▶ **DIRECTIVE**
Locate the string "subtitle" in the records below. Copy every line where it occurs.

▶ **DATA FOR PROCESSING**

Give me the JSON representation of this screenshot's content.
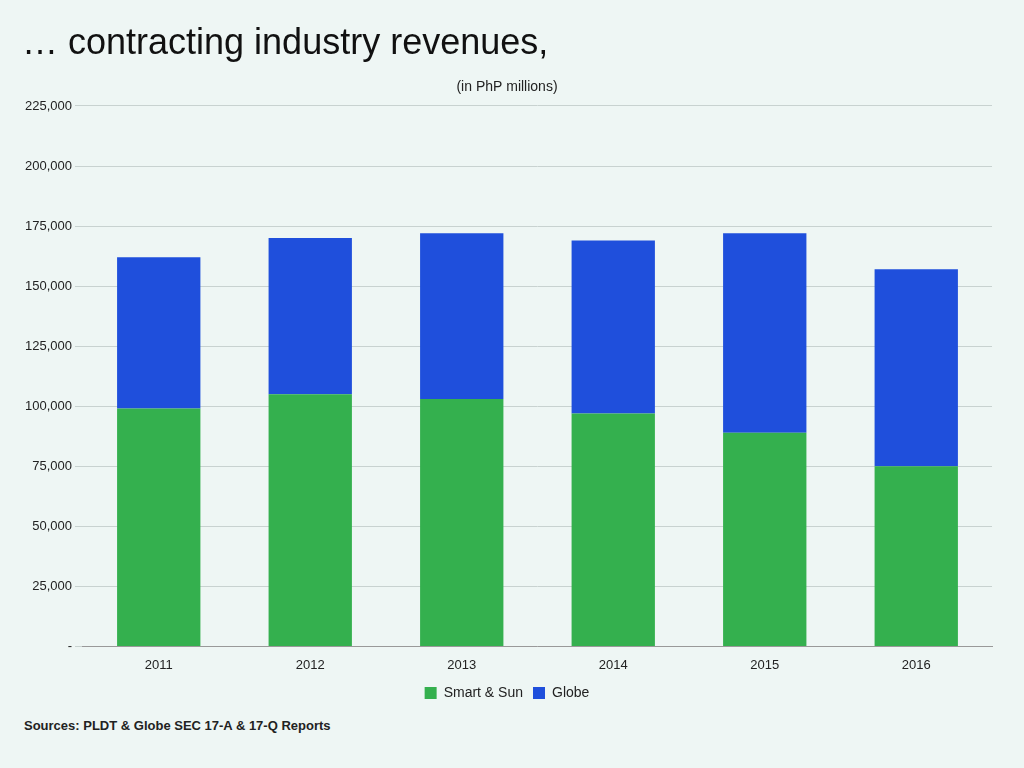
{
  "chart_data": {
    "type": "bar",
    "title": "… contracting industry revenues,",
    "subtitle": "(in PhP millions)",
    "source": "Sources: PLDT & Globe SEC 17-A & 17-Q Reports",
    "categories": [
      "2011",
      "2012",
      "2013",
      "2014",
      "2015",
      "2016"
    ],
    "series": [
      {
        "name": "Smart & Sun",
        "color": "#34b04e",
        "values": [
          99000,
          105000,
          103000,
          97000,
          89000,
          75000
        ]
      },
      {
        "name": "Globe",
        "color": "#1f4fdc",
        "values": [
          63000,
          65000,
          69000,
          72000,
          83000,
          82000
        ]
      }
    ],
    "stacked": true,
    "ylim": [
      0,
      225000
    ],
    "yticks": [
      {
        "value": 0,
        "label": "-"
      },
      {
        "value": 25000,
        "label": "25,000"
      },
      {
        "value": 50000,
        "label": "50,000"
      },
      {
        "value": 75000,
        "label": "75,000"
      },
      {
        "value": 100000,
        "label": "100,000"
      },
      {
        "value": 125000,
        "label": "125,000"
      },
      {
        "value": 150000,
        "label": "150,000"
      },
      {
        "value": 175000,
        "label": "175,000"
      },
      {
        "value": 200000,
        "label": "200,000"
      },
      {
        "value": 225000,
        "label": "225,000"
      }
    ],
    "grid": true,
    "legend": "bottom"
  }
}
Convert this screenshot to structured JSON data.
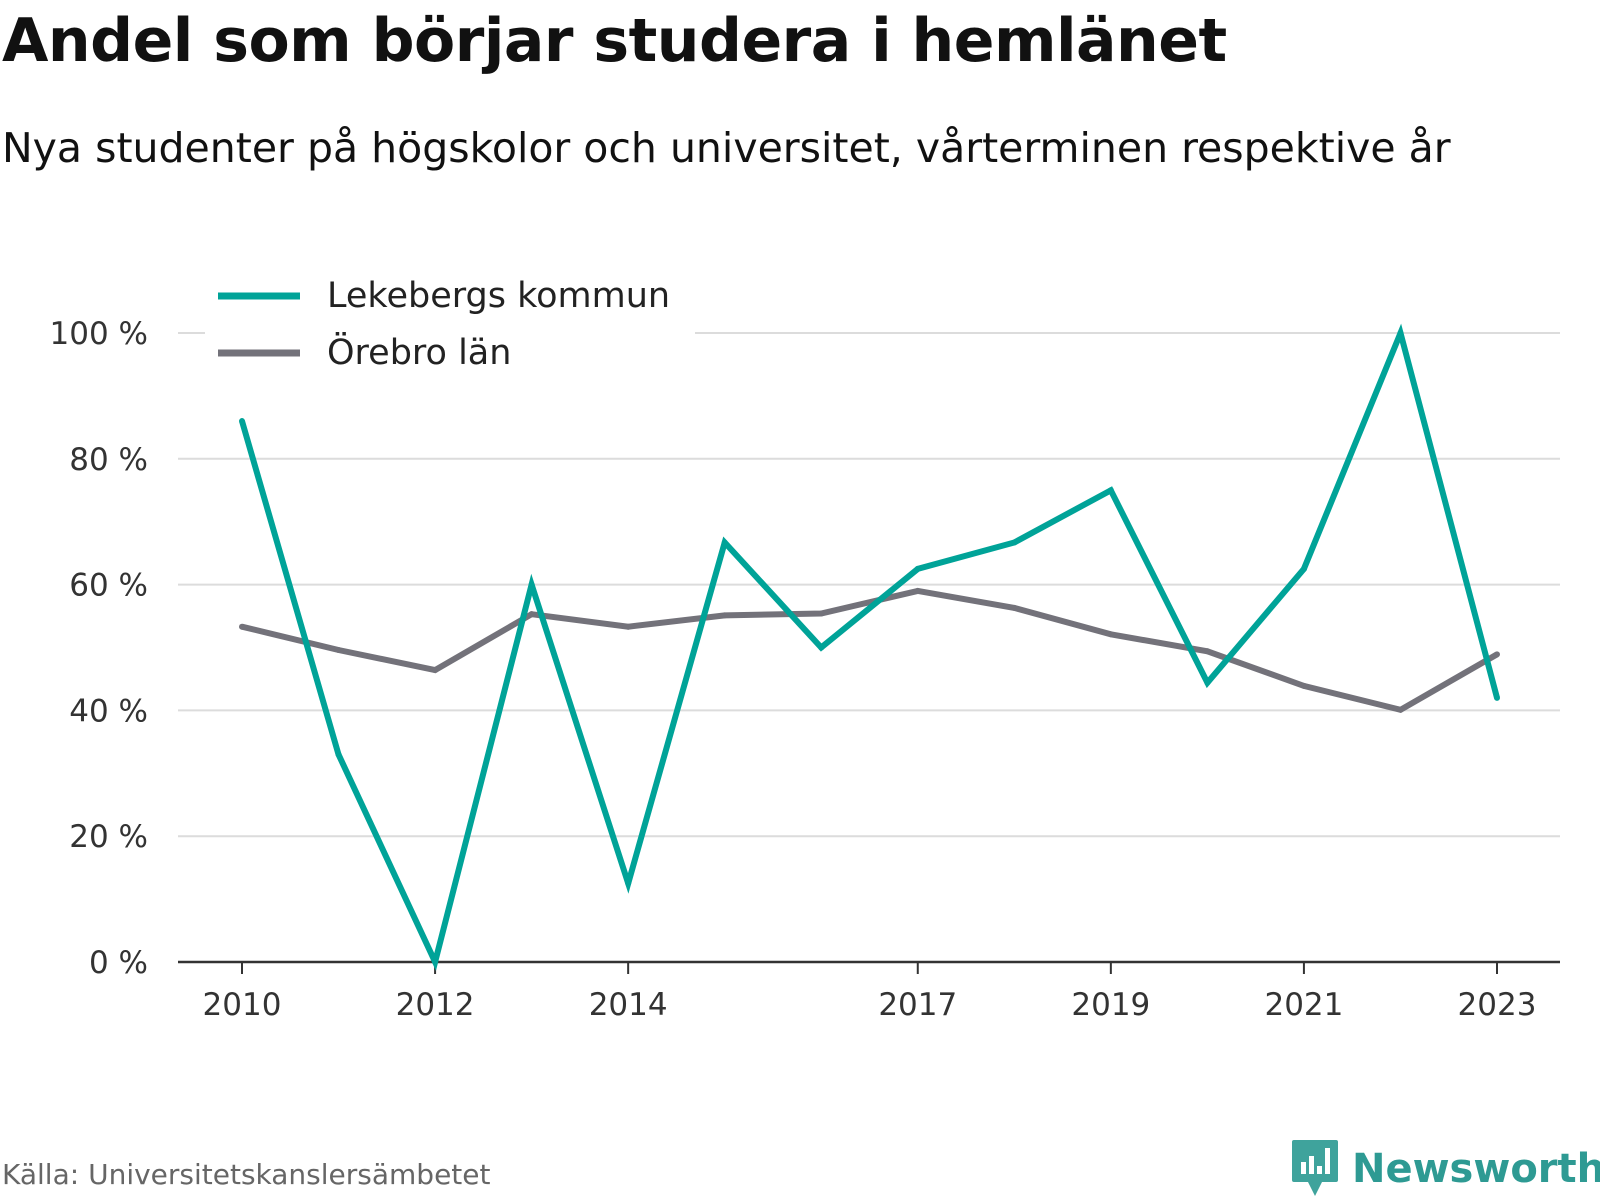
{
  "title": "Andel som börjar studera i hemlänet",
  "subtitle": "Nya studenter på högskolor och universitet, vårterminen respektive år",
  "source": "Källa: Universitetskanslersämbetet",
  "brand": {
    "name": "Newsworthy",
    "icon": "newsworthy-logo-icon",
    "color": "#2e9a93"
  },
  "chart_data": {
    "type": "line",
    "x": [
      2010,
      2011,
      2012,
      2013,
      2014,
      2015,
      2016,
      2017,
      2018,
      2019,
      2020,
      2021,
      2022,
      2023
    ],
    "x_tick_labels": [
      "2010",
      "2012",
      "2014",
      "2017",
      "2019",
      "2021",
      "2023"
    ],
    "y_tick_labels": [
      "0 %",
      "20 %",
      "40 %",
      "60 %",
      "80 %",
      "100 %"
    ],
    "ylim": [
      0,
      100
    ],
    "grid": true,
    "legend_position": "top-left",
    "series": [
      {
        "name": "Lekebergs kommun",
        "color": "#00a398",
        "values": [
          86,
          33,
          0,
          60,
          12.5,
          66.7,
          50,
          62.5,
          66.7,
          75,
          44.4,
          62.5,
          100,
          42
        ]
      },
      {
        "name": "Örebro län",
        "color": "#73727a",
        "values": [
          53.3,
          49.6,
          46.4,
          55.3,
          53.3,
          55.1,
          55.4,
          59,
          56.3,
          52.1,
          49.4,
          43.9,
          40.1,
          48.9
        ]
      }
    ]
  }
}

▶ **CORRECT OUTPUT**
    "subtitle": "(in PhP millions)",
  "subtitle": "Nya studenter på högskolor och universitet, vårterminen respektive år",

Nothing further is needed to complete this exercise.